▶ [Brief]:
The required output is a single number: how many lines of the material contain the string "subtitle".
[START Record extracts]
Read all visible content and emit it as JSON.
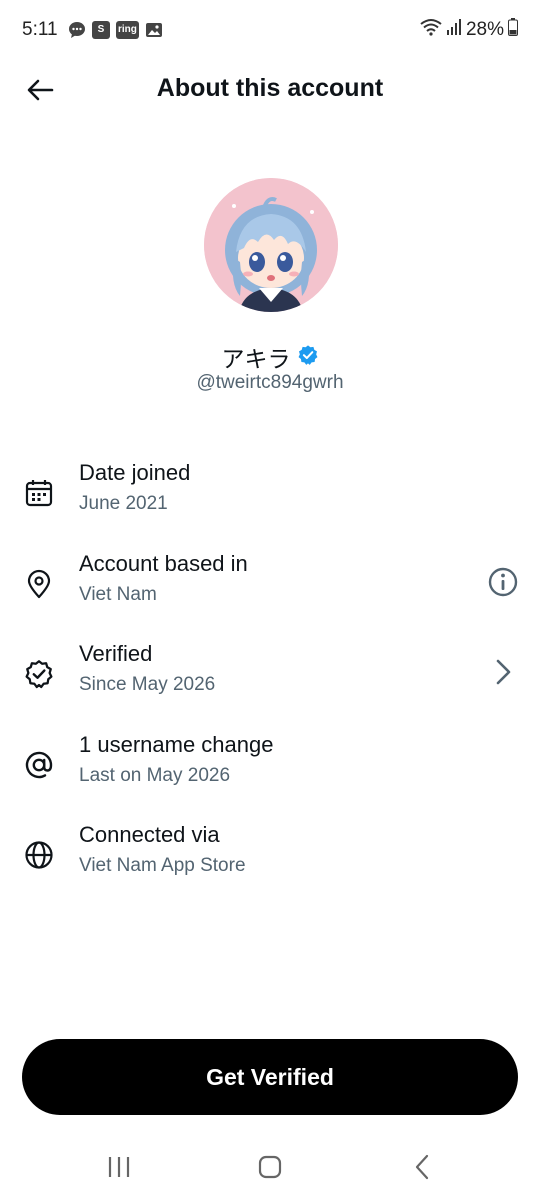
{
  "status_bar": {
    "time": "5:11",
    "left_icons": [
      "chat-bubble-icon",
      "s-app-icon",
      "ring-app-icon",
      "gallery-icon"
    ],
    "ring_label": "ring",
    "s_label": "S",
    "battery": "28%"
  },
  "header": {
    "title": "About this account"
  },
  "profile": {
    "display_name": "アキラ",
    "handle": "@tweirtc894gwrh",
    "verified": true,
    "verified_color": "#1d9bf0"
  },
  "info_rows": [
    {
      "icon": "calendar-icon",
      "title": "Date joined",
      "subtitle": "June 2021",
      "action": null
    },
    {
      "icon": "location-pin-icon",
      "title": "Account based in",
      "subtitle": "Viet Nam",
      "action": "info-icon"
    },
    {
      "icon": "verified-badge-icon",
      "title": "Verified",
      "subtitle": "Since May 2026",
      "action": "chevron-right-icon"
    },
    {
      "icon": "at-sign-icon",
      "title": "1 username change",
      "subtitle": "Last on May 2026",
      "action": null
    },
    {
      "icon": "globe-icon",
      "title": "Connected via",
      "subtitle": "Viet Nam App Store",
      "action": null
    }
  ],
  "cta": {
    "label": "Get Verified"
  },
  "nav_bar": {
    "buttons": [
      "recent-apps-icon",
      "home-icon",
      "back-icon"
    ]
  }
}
[END Record extracts]
[START Record extracts]
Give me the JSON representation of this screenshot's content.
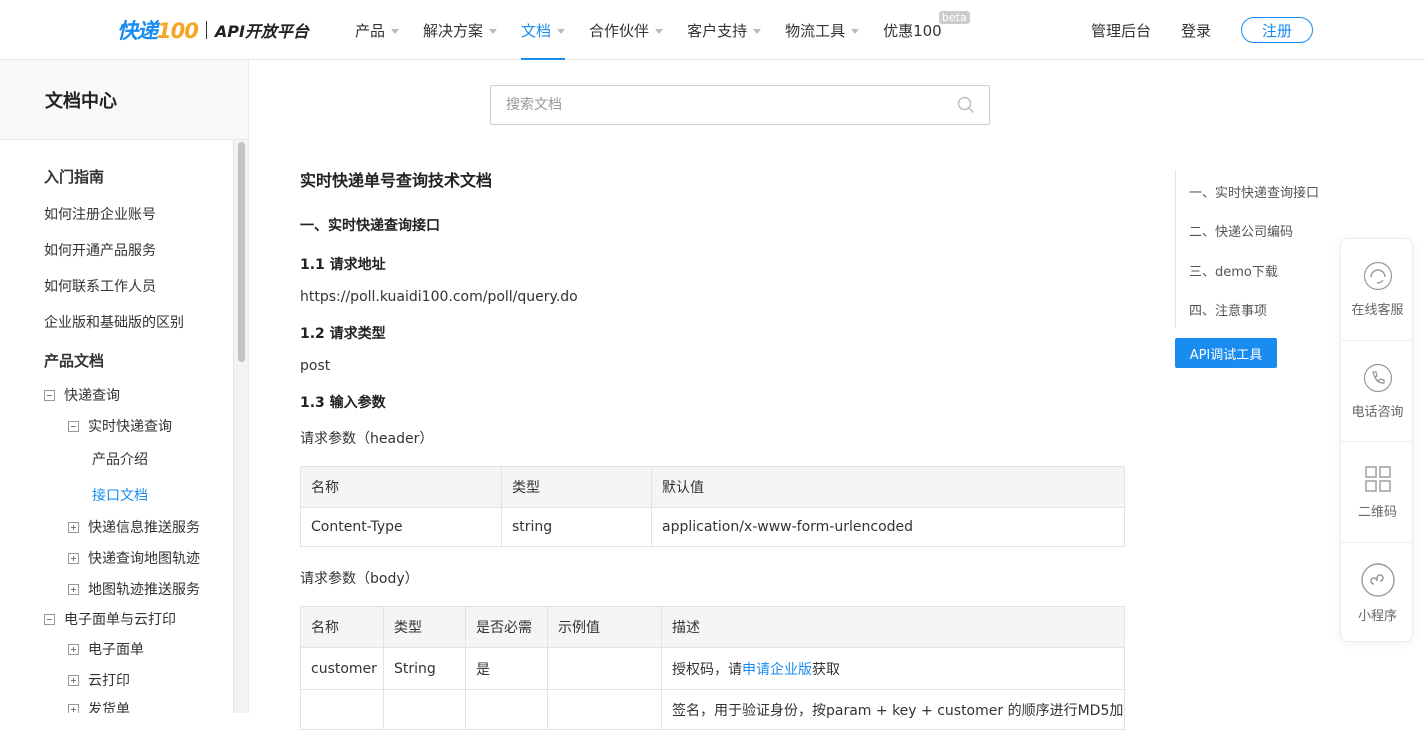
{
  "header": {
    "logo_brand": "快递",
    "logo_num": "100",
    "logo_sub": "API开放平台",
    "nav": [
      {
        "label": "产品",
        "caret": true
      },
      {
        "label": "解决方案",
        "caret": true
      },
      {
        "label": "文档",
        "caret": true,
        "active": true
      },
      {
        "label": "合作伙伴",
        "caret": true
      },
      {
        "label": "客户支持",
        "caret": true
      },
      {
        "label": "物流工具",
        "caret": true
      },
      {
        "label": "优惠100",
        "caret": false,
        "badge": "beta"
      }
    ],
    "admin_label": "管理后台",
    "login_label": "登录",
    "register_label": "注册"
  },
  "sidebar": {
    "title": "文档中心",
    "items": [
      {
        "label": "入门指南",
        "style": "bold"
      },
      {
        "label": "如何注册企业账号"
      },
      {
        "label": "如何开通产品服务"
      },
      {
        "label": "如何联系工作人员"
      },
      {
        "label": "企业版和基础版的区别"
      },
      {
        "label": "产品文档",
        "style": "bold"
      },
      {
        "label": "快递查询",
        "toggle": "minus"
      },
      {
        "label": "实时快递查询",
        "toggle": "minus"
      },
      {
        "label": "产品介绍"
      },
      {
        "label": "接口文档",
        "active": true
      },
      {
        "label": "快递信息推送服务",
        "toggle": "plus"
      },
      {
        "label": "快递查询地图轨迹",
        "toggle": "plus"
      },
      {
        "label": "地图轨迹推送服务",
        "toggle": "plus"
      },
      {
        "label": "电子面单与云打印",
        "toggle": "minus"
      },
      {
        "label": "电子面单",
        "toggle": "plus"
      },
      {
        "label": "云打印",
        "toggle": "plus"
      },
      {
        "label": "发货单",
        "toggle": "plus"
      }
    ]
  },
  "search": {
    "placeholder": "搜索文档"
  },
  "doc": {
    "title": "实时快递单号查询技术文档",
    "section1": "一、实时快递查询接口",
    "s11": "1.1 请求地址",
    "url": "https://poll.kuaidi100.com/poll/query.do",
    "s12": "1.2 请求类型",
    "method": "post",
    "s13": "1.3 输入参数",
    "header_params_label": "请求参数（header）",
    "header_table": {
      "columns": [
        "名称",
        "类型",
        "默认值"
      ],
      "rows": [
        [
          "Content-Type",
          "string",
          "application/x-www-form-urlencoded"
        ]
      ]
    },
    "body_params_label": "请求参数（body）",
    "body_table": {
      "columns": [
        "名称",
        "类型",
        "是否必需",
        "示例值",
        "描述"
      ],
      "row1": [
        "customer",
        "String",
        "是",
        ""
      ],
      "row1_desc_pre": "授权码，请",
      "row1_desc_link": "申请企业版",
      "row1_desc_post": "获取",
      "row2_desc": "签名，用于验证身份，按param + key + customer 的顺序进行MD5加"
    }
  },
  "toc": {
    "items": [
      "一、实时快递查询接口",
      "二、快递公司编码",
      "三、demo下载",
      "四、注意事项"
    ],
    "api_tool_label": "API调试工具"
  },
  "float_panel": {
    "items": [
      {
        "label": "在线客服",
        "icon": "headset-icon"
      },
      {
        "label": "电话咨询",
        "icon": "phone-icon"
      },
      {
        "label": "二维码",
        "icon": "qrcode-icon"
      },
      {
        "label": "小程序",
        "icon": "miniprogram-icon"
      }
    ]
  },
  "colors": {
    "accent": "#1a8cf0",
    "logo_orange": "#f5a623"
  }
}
[END Record extracts]
▶ [Exercise output]:
5